**Aim:**
Write the listing below out again exactly, dropping the images.

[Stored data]

____

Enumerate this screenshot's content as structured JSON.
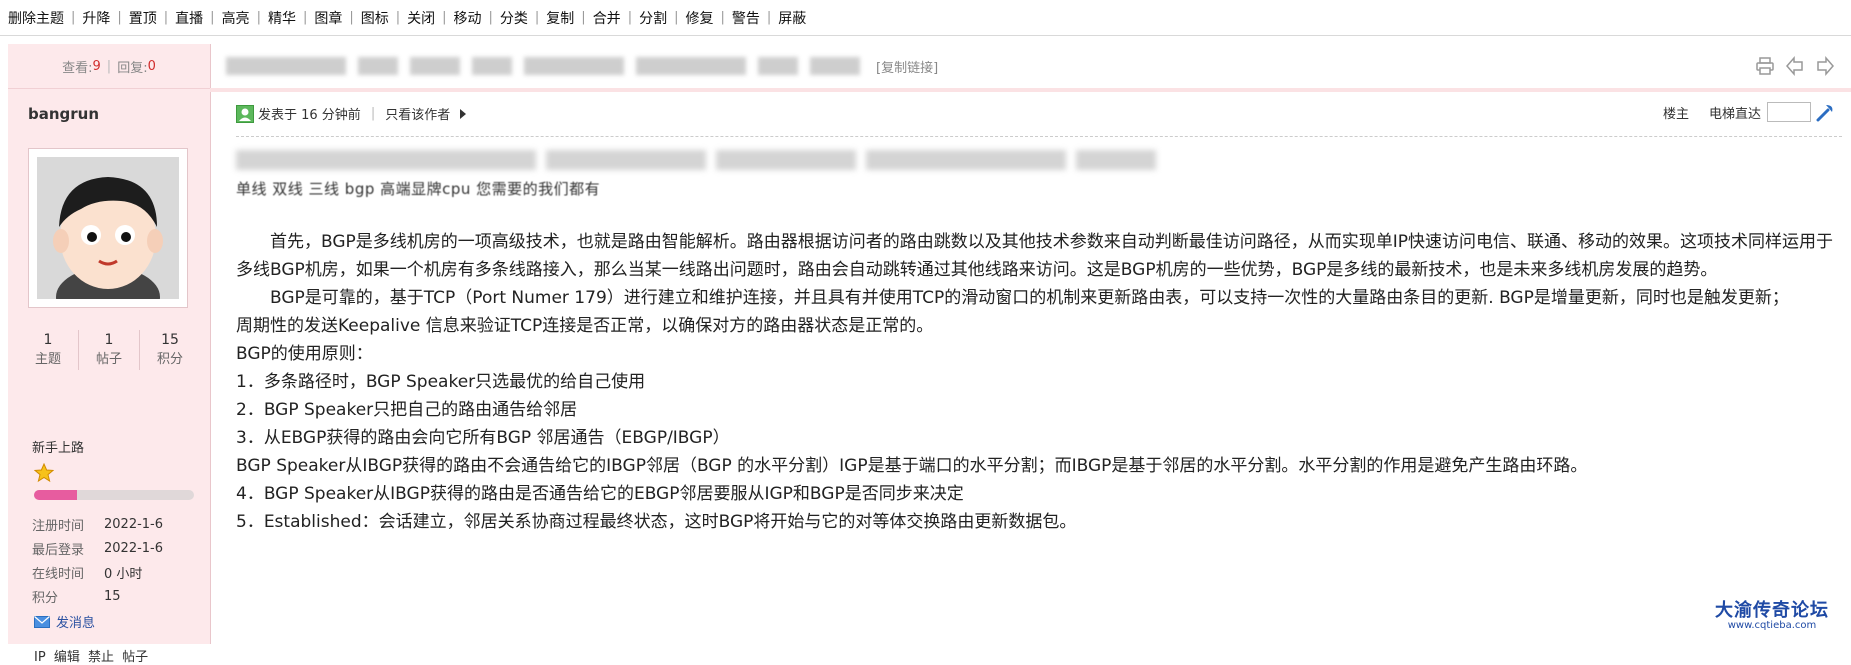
{
  "toolbar": {
    "items": [
      "删除主题",
      "升降",
      "置顶",
      "直播",
      "高亮",
      "精华",
      "图章",
      "图标",
      "关闭",
      "移动",
      "分类",
      "复制",
      "合并",
      "分割",
      "修复",
      "警告",
      "屏蔽"
    ]
  },
  "stats": {
    "views_label": "查看:",
    "views": "9",
    "replies_label": "回复:",
    "replies": "0"
  },
  "author": {
    "name": "bangrun",
    "counts": [
      {
        "value": "1",
        "label": "主题"
      },
      {
        "value": "1",
        "label": "帖子"
      },
      {
        "value": "15",
        "label": "积分"
      }
    ],
    "group": "新手上路",
    "level_progress": 0.27,
    "info": [
      {
        "key": "注册时间",
        "value": "2022-1-6"
      },
      {
        "key": "最后登录",
        "value": "2022-1-6"
      },
      {
        "key": "在线时间",
        "value": "0 小时"
      },
      {
        "key": "积分",
        "value": "15"
      }
    ],
    "send_message": "发消息",
    "admin_links": [
      "IP",
      "编辑",
      "禁止",
      "帖子"
    ]
  },
  "thread": {
    "copy_link": "[复制链接]"
  },
  "post": {
    "posted_at": "发表于 16 分钟前",
    "only_author": "只看该作者",
    "floor_label": "楼主",
    "jump_label": "电梯直达",
    "subline": "单线 双线 三线 bgp 高端显牌cpu 您需要的我们都有",
    "paragraphs": [
      {
        "indent": true,
        "text": "首先，BGP是多线机房的一项高级技术，也就是路由智能解析。路由器根据访问者的路由跳数以及其他技术参数来自动判断最佳访问路径，从而实现单IP快速访问电信、联通、移动的效果。这项技术同样运用于多线BGP机房，如果一个机房有多条线路接入，那么当某一线路出问题时，路由会自动跳转通过其他线路来访问。这是BGP机房的一些优势，BGP是多线的最新技术，也是未来多线机房发展的趋势。"
      },
      {
        "indent": true,
        "text": "BGP是可靠的，基于TCP（Port Numer 179）进行建立和维护连接，并且具有并使用TCP的滑动窗口的机制来更新路由表，可以支持一次性的大量路由条目的更新. BGP是增量更新，同时也是触发更新；"
      },
      {
        "indent": false,
        "text": "周期性的发送Keepalive 信息来验证TCP连接是否正常，以确保对方的路由器状态是正常的。"
      },
      {
        "indent": false,
        "text": "BGP的使用原则："
      },
      {
        "indent": false,
        "text": "1．多条路径时，BGP Speaker只选最优的给自己使用"
      },
      {
        "indent": false,
        "text": "2．BGP Speaker只把自己的路由通告给邻居"
      },
      {
        "indent": false,
        "text": "3．从EBGP获得的路由会向它所有BGP 邻居通告（EBGP/IBGP）"
      },
      {
        "indent": false,
        "text": "BGP Speaker从IBGP获得的路由不会通告给它的IBGP邻居（BGP 的水平分割）IGP是基于端口的水平分割；而IBGP是基于邻居的水平分割。水平分割的作用是避免产生路由环路。"
      },
      {
        "indent": false,
        "text": "4．BGP Speaker从IBGP获得的路由是否通告给它的EBGP邻居要服从IGP和BGP是否同步来决定"
      },
      {
        "indent": false,
        "text": "5．Established：会话建立，邻居关系协商过程最终状态，这时BGP将开始与它的对等体交换路由更新数据包。"
      }
    ]
  },
  "watermark": {
    "brand": "大渝传奇论坛",
    "url": "www.cqtieba.com"
  },
  "colors": {
    "sidebar_bg": "#fde9eb",
    "accent_red": "#d12d2d",
    "link_blue": "#2b51a1",
    "progress": "#e75c9f"
  }
}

____

**Final result:**
Enumerate this screenshot's content as structured JSON.
{
  "toolbar": {
    "items": [
      "删除主题",
      "升降",
      "置顶",
      "直播",
      "高亮",
      "精华",
      "图章",
      "图标",
      "关闭",
      "移动",
      "分类",
      "复制",
      "合并",
      "分割",
      "修复",
      "警告",
      "屏蔽"
    ]
  },
  "stats": {
    "views_label": "查看:",
    "views": "9",
    "replies_label": "回复:",
    "replies": "0"
  },
  "author": {
    "name": "bangrun",
    "counts": [
      {
        "value": "1",
        "label": "主题"
      },
      {
        "value": "1",
        "label": "帖子"
      },
      {
        "value": "15",
        "label": "积分"
      }
    ],
    "group": "新手上路",
    "level_progress": 0.27,
    "info": [
      {
        "key": "注册时间",
        "value": "2022-1-6"
      },
      {
        "key": "最后登录",
        "value": "2022-1-6"
      },
      {
        "key": "在线时间",
        "value": "0 小时"
      },
      {
        "key": "积分",
        "value": "15"
      }
    ],
    "send_message": "发消息",
    "admin_links": [
      "IP",
      "编辑",
      "禁止",
      "帖子"
    ]
  },
  "thread": {
    "copy_link": "[复制链接]"
  },
  "post": {
    "posted_at": "发表于 16 分钟前",
    "only_author": "只看该作者",
    "floor_label": "楼主",
    "jump_label": "电梯直达",
    "subline": "单线 双线 三线 bgp 高端显牌cpu 您需要的我们都有",
    "paragraphs": [
      {
        "indent": true,
        "text": "首先，BGP是多线机房的一项高级技术，也就是路由智能解析。路由器根据访问者的路由跳数以及其他技术参数来自动判断最佳访问路径，从而实现单IP快速访问电信、联通、移动的效果。这项技术同样运用于多线BGP机房，如果一个机房有多条线路接入，那么当某一线路出问题时，路由会自动跳转通过其他线路来访问。这是BGP机房的一些优势，BGP是多线的最新技术，也是未来多线机房发展的趋势。"
      },
      {
        "indent": true,
        "text": "BGP是可靠的，基于TCP（Port Numer 179）进行建立和维护连接，并且具有并使用TCP的滑动窗口的机制来更新路由表，可以支持一次性的大量路由条目的更新. BGP是增量更新，同时也是触发更新；"
      },
      {
        "indent": false,
        "text": "周期性的发送Keepalive 信息来验证TCP连接是否正常，以确保对方的路由器状态是正常的。"
      },
      {
        "indent": false,
        "text": "BGP的使用原则："
      },
      {
        "indent": false,
        "text": "1．多条路径时，BGP Speaker只选最优的给自己使用"
      },
      {
        "indent": false,
        "text": "2．BGP Speaker只把自己的路由通告给邻居"
      },
      {
        "indent": false,
        "text": "3．从EBGP获得的路由会向它所有BGP 邻居通告（EBGP/IBGP）"
      },
      {
        "indent": false,
        "text": "BGP Speaker从IBGP获得的路由不会通告给它的IBGP邻居（BGP 的水平分割）IGP是基于端口的水平分割；而IBGP是基于邻居的水平分割。水平分割的作用是避免产生路由环路。"
      },
      {
        "indent": false,
        "text": "4．BGP Speaker从IBGP获得的路由是否通告给它的EBGP邻居要服从IGP和BGP是否同步来决定"
      },
      {
        "indent": false,
        "text": "5．Established：会话建立，邻居关系协商过程最终状态，这时BGP将开始与它的对等体交换路由更新数据包。"
      }
    ]
  },
  "watermark": {
    "brand": "大渝传奇论坛",
    "url": "www.cqtieba.com"
  },
  "colors": {
    "sidebar_bg": "#fde9eb",
    "accent_red": "#d12d2d",
    "link_blue": "#2b51a1",
    "progress": "#e75c9f"
  }
}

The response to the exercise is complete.